Leave out the pictures and copy everything else below exactly.
^^^^
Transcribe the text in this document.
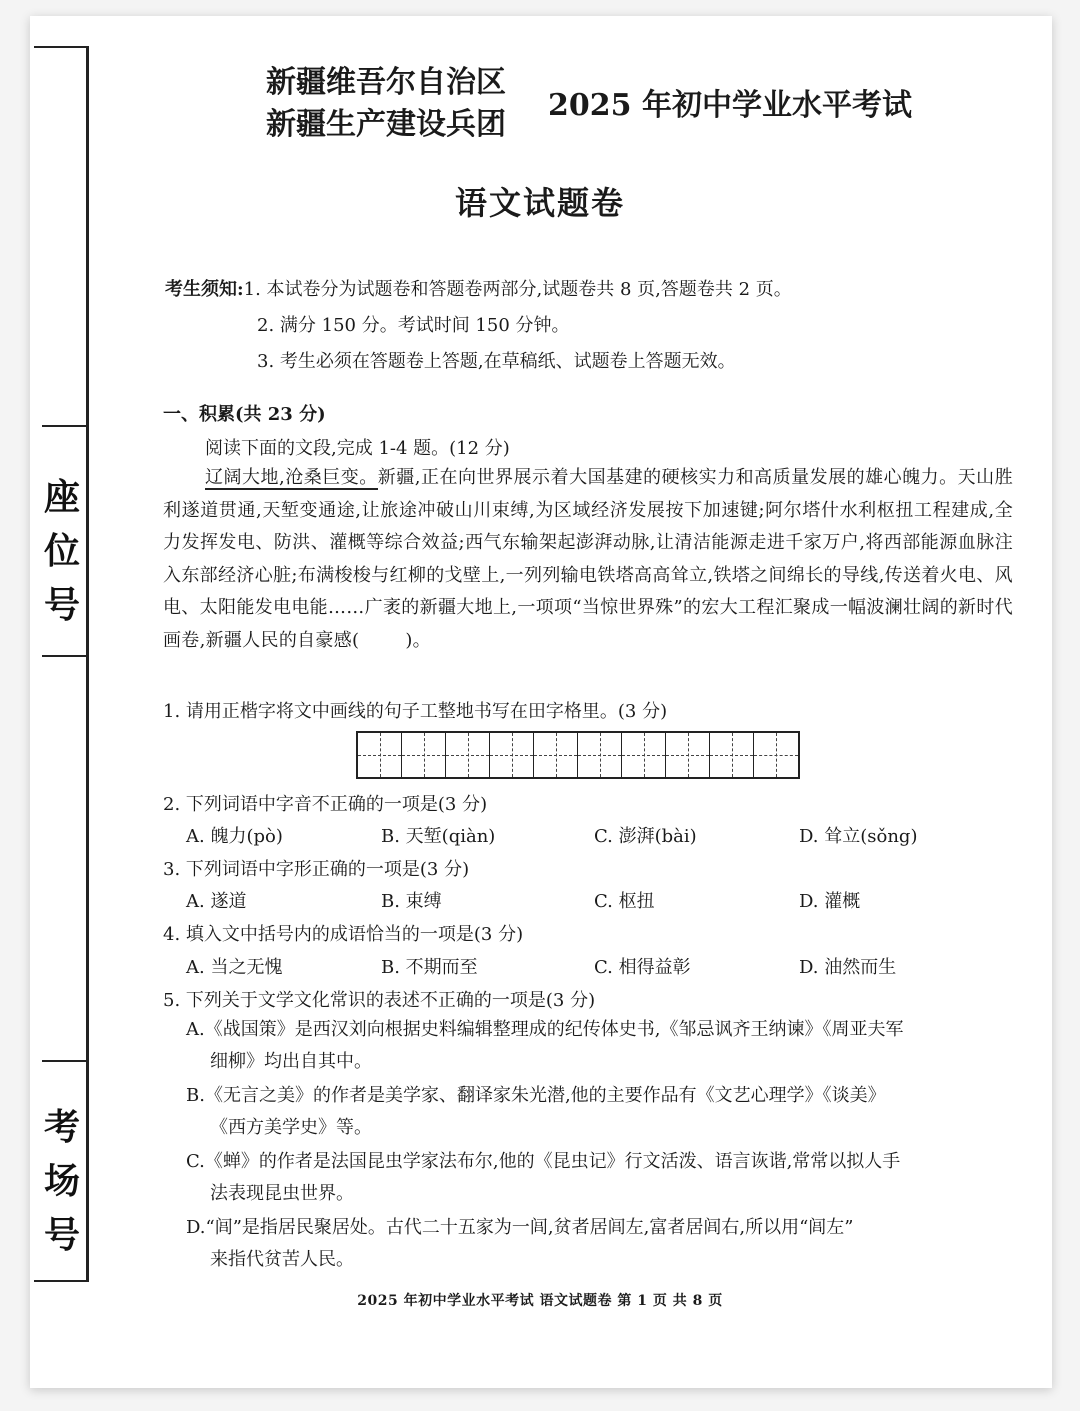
座
位
号
考
场
号
新疆维吾尔自治区
新疆生产建设兵团
2025 年初中学业水平考试
语文试题卷
考生须知:1. 本试卷分为试题卷和答题卷两部分,试题卷共 8 页,答题卷共 2 页。
2. 满分 150 分。考试时间 150 分钟。
3. 考生必须在答题卷上答题,在草稿纸、试题卷上答题无效。
一、积累(共 23 分)
阅读下面的文段,完成 1-4 题。(12 分)
辽阔大地,沧桑巨变。新疆,正在向世界展示着大国基建的硬核实力和高质量发展的雄心魄力。天山胜利遂道贯通,天堑变通途,让旅途冲破山川束缚,为区域经济发展按下加速键;阿尔塔什水利枢扭工程建成,全力发挥发电、防洪、灌概等综合效益;西气东输架起澎湃动脉,让清洁能源走进千家万户,将西部能源血脉注入东部经济心脏;布满梭梭与红柳的戈壁上,一列列输电铁塔高高耸立,铁塔之间绵长的导线,传送着火电、风电、太阳能发电电能……广袤的新疆大地上,一项项“当惊世界殊”的宏大工程汇聚成一幅波澜壮阔的新时代画卷,新疆人民的自豪感(	)。
1. 请用正楷字将文中画线的句子工整地书写在田字格里。(3 分)
2. 下列词语中字音不正确的一项是(3 分)
A. 魄力(pò)	B. 天堑(qiàn)	C. 澎湃(bài)	D. 耸立(sǒng)
3. 下列词语中字形正确的一项是(3 分)
A. 遂道	B. 束缚	C. 枢扭	D. 灌概
4. 填入文中括号内的成语恰当的一项是(3 分)
A. 当之无愧	B. 不期而至	C. 相得益彰	D. 油然而生
5. 下列关于文学文化常识的表述不正确的一项是(3 分)
A.《战国策》是西汉刘向根据史料编辑整理成的纪传体史书,《邹忌讽齐王纳谏》《周亚夫军
细柳》均出自其中。
B.《无言之美》的作者是美学家、翻译家朱光潜,他的主要作品有《文艺心理学》《谈美》
《西方美学史》等。
C.《蝉》的作者是法国昆虫学家法布尔,他的《昆虫记》行文活泼、语言诙谐,常常以拟人手
法表现昆虫世界。
D.“闾”是指居民聚居处。古代二十五家为一闾,贫者居闾左,富者居闾右,所以用“闾左”
来指代贫苦人民。
2025 年初中学业水平考试 语文试题卷 第 1 页 共 8 页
^^^^
• WORKED ANSWER:
Transcribe the text in this document.
座
位
号
考
场
号
新疆维吾尔自治区
新疆生产建设兵团
2025 年初中学业水平考试
语文试题卷
考生须知:1. 本试卷分为试题卷和答题卷两部分,试题卷共 8 页,答题卷共 2 页。
2. 满分 150 分。考试时间 150 分钟。
3. 考生必须在答题卷上答题,在草稿纸、试题卷上答题无效。
一、积累(共 23 分)
阅读下面的文段,完成 1-4 题。(12 分)
辽阔大地,沧桑巨变。新疆,正在向世界展示着大国基建的硬核实力和高质量发展的雄心魄力。天山胜利遂道贯通,天堑变通途,让旅途冲破山川束缚,为区域经济发展按下加速键;阿尔塔什水利枢扭工程建成,全力发挥发电、防洪、灌概等综合效益;西气东输架起澎湃动脉,让清洁能源走进千家万户,将西部能源血脉注入东部经济心脏;布满梭梭与红柳的戈壁上,一列列输电铁塔高高耸立,铁塔之间绵长的导线,传送着火电、风电、太阳能发电电能……广袤的新疆大地上,一项项“当惊世界殊”的宏大工程汇聚成一幅波澜壮阔的新时代画卷,新疆人民的自豪感(	)。
1. 请用正楷字将文中画线的句子工整地书写在田字格里。(3 分)
2. 下列词语中字音不正确的一项是(3 分)
A. 魄力(pò)	B. 天堑(qiàn)	C. 澎湃(bài)	D. 耸立(sǒng)
3. 下列词语中字形正确的一项是(3 分)
A. 遂道	B. 束缚	C. 枢扭	D. 灌概
4. 填入文中括号内的成语恰当的一项是(3 分)
A. 当之无愧	B. 不期而至	C. 相得益彰	D. 油然而生
5. 下列关于文学文化常识的表述不正确的一项是(3 分)
A.《战国策》是西汉刘向根据史料编辑整理成的纪传体史书,《邹忌讽齐王纳谏》《周亚夫军
细柳》均出自其中。
B.《无言之美》的作者是美学家、翻译家朱光潜,他的主要作品有《文艺心理学》《谈美》
《西方美学史》等。
C.《蝉》的作者是法国昆虫学家法布尔,他的《昆虫记》行文活泼、语言诙谐,常常以拟人手
法表现昆虫世界。
D.“闾”是指居民聚居处。古代二十五家为一闾,贫者居闾左,富者居闾右,所以用“闾左”
来指代贫苦人民。
2025 年初中学业水平考试 语文试题卷 第 1 页 共 8 页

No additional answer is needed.